# [SHORT PROBLEM]
Search the records below for the word "product" and show every line where it occurs.

** Start DATA EXCERPTS **

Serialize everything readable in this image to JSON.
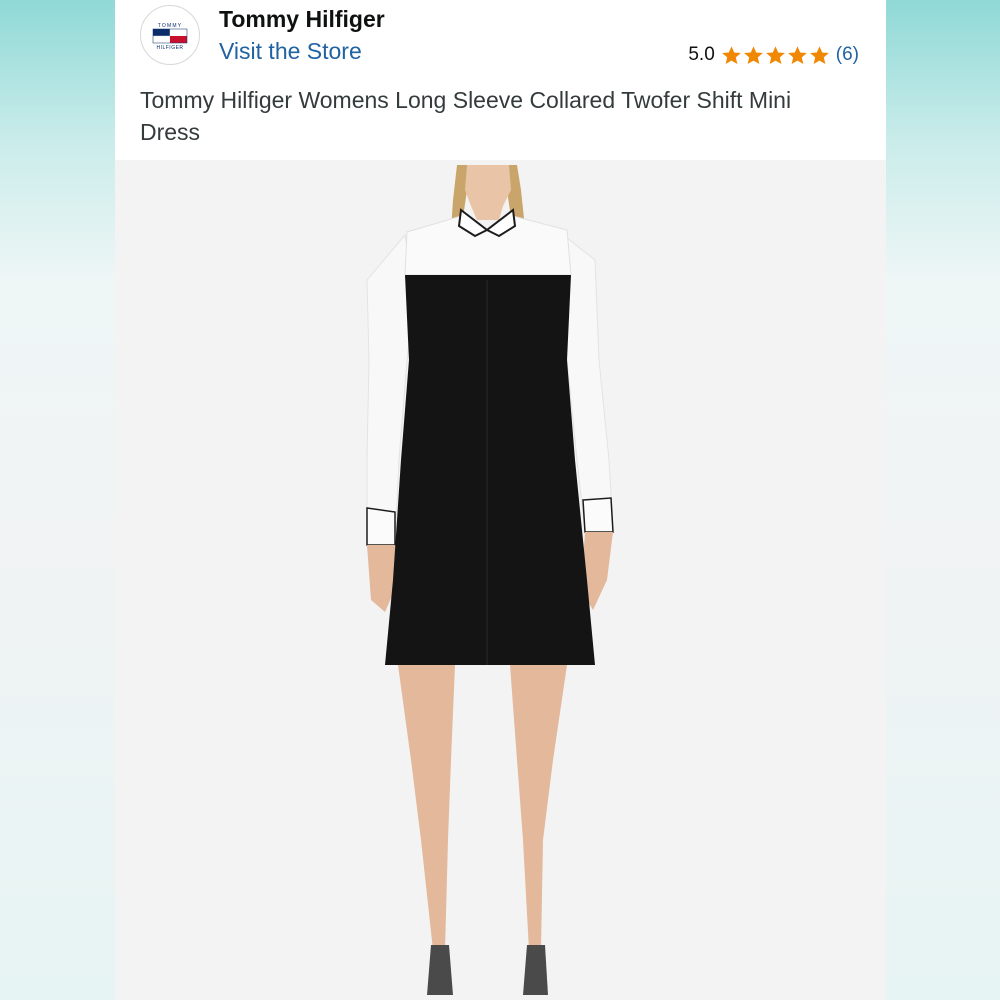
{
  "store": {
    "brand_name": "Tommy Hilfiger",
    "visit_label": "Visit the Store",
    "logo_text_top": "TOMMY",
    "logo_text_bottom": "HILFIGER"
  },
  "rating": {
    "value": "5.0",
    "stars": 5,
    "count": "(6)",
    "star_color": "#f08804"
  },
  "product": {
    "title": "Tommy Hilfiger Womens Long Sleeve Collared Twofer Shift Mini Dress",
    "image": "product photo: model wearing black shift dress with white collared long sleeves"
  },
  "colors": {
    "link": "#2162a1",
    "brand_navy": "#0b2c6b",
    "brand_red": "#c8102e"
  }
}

** End DATA EXCERPTS **

# [FINAL ANSWER]
  "product": {
    "image": "product photo: model wearing black shift dress with white collared long sleeves"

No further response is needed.